Say only how many lines contain the word "Cash".

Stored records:
►
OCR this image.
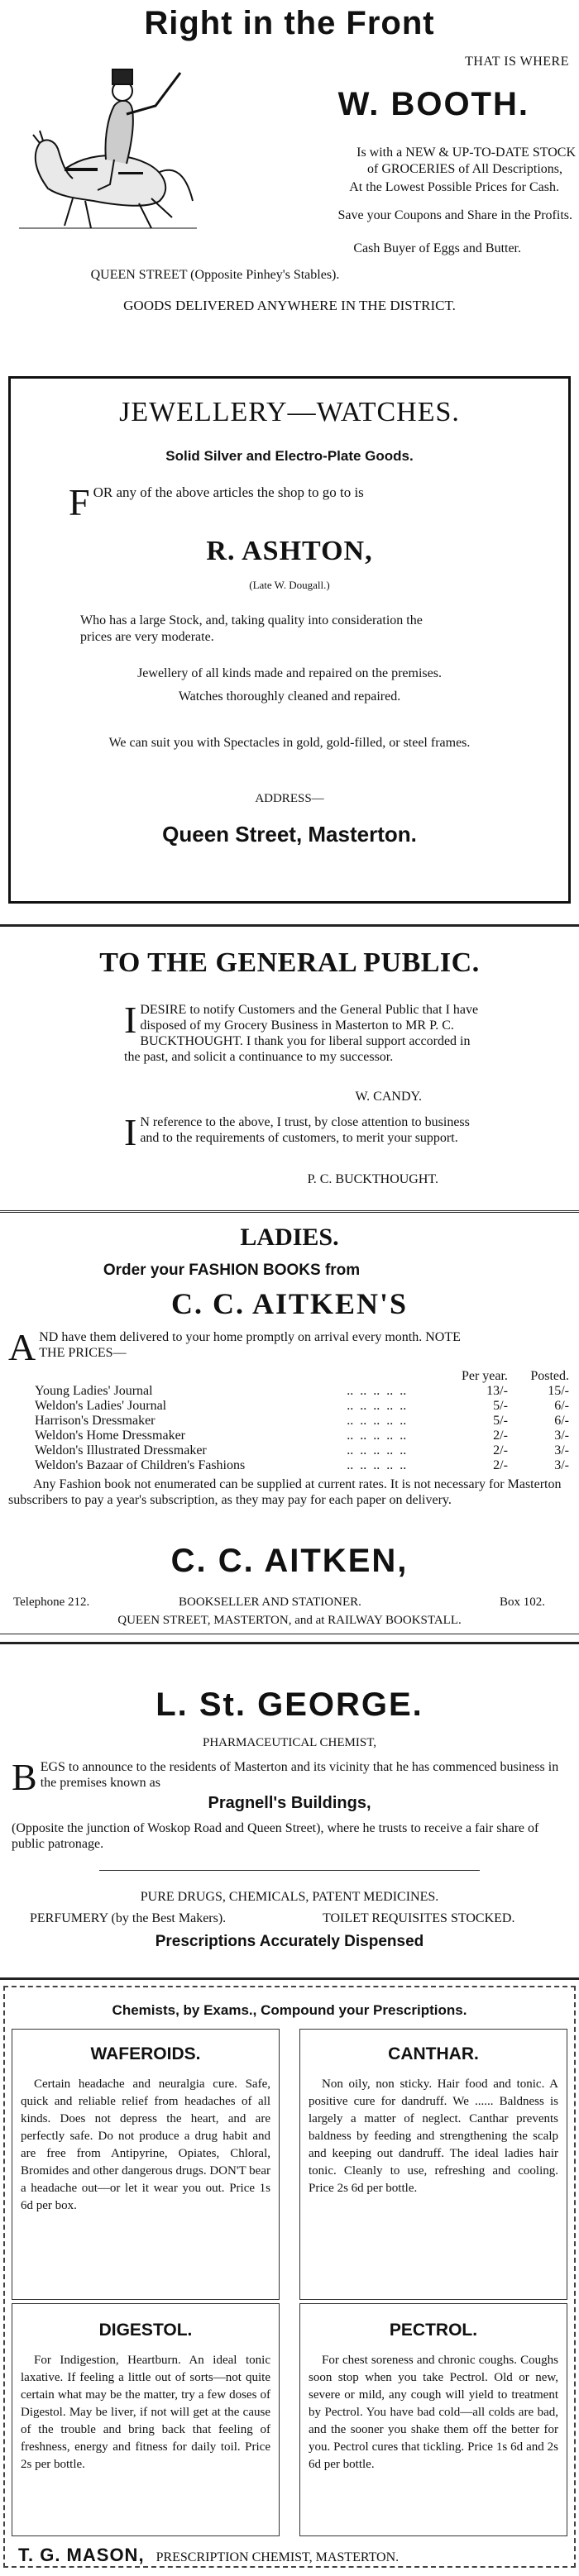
Right in the Front
THAT IS WHERE
W. BOOTH.
Is with a NEW & UP-TO-DATE STOCK
of GROCERIES of All Descriptions,
At the Lowest Possible Prices for Cash.
Save your Coupons and Share in the Profits.
Cash Buyer of Eggs and Butter.
QUEEN STREET (Opposite Pinhey's Stables).
GOODS DELIVERED ANYWHERE IN THE DISTRICT.
JEWELLERY—WATCHES.
Solid Silver and Electro-Plate Goods.
F OR any of the above articles the shop to go to is
R. ASHTON,
(Late W. Dougall.)
Who has a large Stock, and, taking quality into consideration the
prices are very moderate.
Jewellery of all kinds made and repaired on the premises.
Watches thoroughly cleaned and repaired.
We can suit you with Spectacles in gold, gold-filled, or steel frames.
ADDRESS—
Queen Street, Masterton.
TO THE GENERAL PUBLIC.
I DESIRE to notify Customers and the General Public that I have disposed of my Grocery Business in Masterton to MR P. C. BUCKTHOUGHT. I thank you for liberal support accorded in the past, and solicit a continuance to my successor.
W. CANDY.
I N reference to the above, I trust, by close attention to business and to the requirements of customers, to merit your support.
P. C. BUCKTHOUGHT.
LADIES.
Order your FASHION BOOKS from
C. C. AITKEN'S
A ND have them delivered to your home promptly on arrival every month. NOTE
THE PRICES—
		Per year.	Posted.
Young Ladies' Journal	..  ..  ..  ..  ..	13/-	15/-
Weldon's Ladies' Journal	..  ..  ..  ..  ..	5/-	6/-
Harrison's Dressmaker	..  ..  ..  ..  ..	5/-	6/-
Weldon's Home Dressmaker	..  ..  ..  ..  ..	2/-	3/-
Weldon's Illustrated Dressmaker	..  ..  ..  ..  ..	2/-	3/-
Weldon's Bazaar of Children's Fashions	..  ..  ..  ..  ..	2/-	3/-
Any Fashion book not enumerated can be supplied at current rates. It is not necessary for Masterton subscribers to pay a year's subscription, as they may pay for each paper on delivery.
C. C. AITKEN,
Telephone 212.	BOOKSELLER AND STATIONER.	Box 102.
QUEEN STREET, MASTERTON, and at RAILWAY BOOKSTALL.
L. St. GEORGE.
PHARMACEUTICAL CHEMIST,
B EGS to announce to the residents of Masterton and its vicinity that he has commenced business in the premises known as
Pragnell's Buildings,
(Opposite the junction of Woskop Road and Queen Street), where he trusts to receive a fair share of public patronage.
PURE DRUGS, CHEMICALS, PATENT MEDICINES.
PERFUMERY (by the Best Makers).	TOILET REQUISITES STOCKED.
Prescriptions Accurately Dispensed
Chemists, by Exams., Compound your Prescriptions.
WAFEROIDS.
Certain headache and neuralgia cure. Safe, quick and reliable relief from headaches of all kinds. Does not depress the heart, and are perfectly safe. Do not produce a drug habit and are free from Antipyrine, Opiates, Chloral, Bromides and other dangerous drugs. DON'T bear a headache out—or let it wear you out. Price 1s 6d per box.
CANTHAR.
Non oily, non sticky. Hair food and tonic. A positive cure for dandruff. We ...... Baldness is largely a matter of neglect. Canthar prevents baldness by feeding and strengthening the scalp and keeping out dandruff. The ideal ladies hair tonic. Cleanly to use, refreshing and cooling. Price 2s 6d per bottle.
DIGESTOL.
For Indigestion, Heartburn. An ideal tonic laxative. If feeling a little out of sorts—not quite certain what may be the matter, try a few doses of Digestol. May be liver, if not will get at the cause of the trouble and bring back that feeling of freshness, energy and fitness for daily toil. Price 2s per bottle.
PECTROL.
For chest soreness and chronic coughs. Coughs soon stop when you take Pectrol. Old or new, severe or mild, any cough will yield to treatment by Pectrol. You have bad cold—all colds are bad, and the sooner you shake them off the better for you. Pectrol cures that tickling. Price 1s 6d and 2s 6d per bottle.
T. G. MASON, PRESCRIPTION CHEMIST, MASTERTON.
◄
## Task answer
2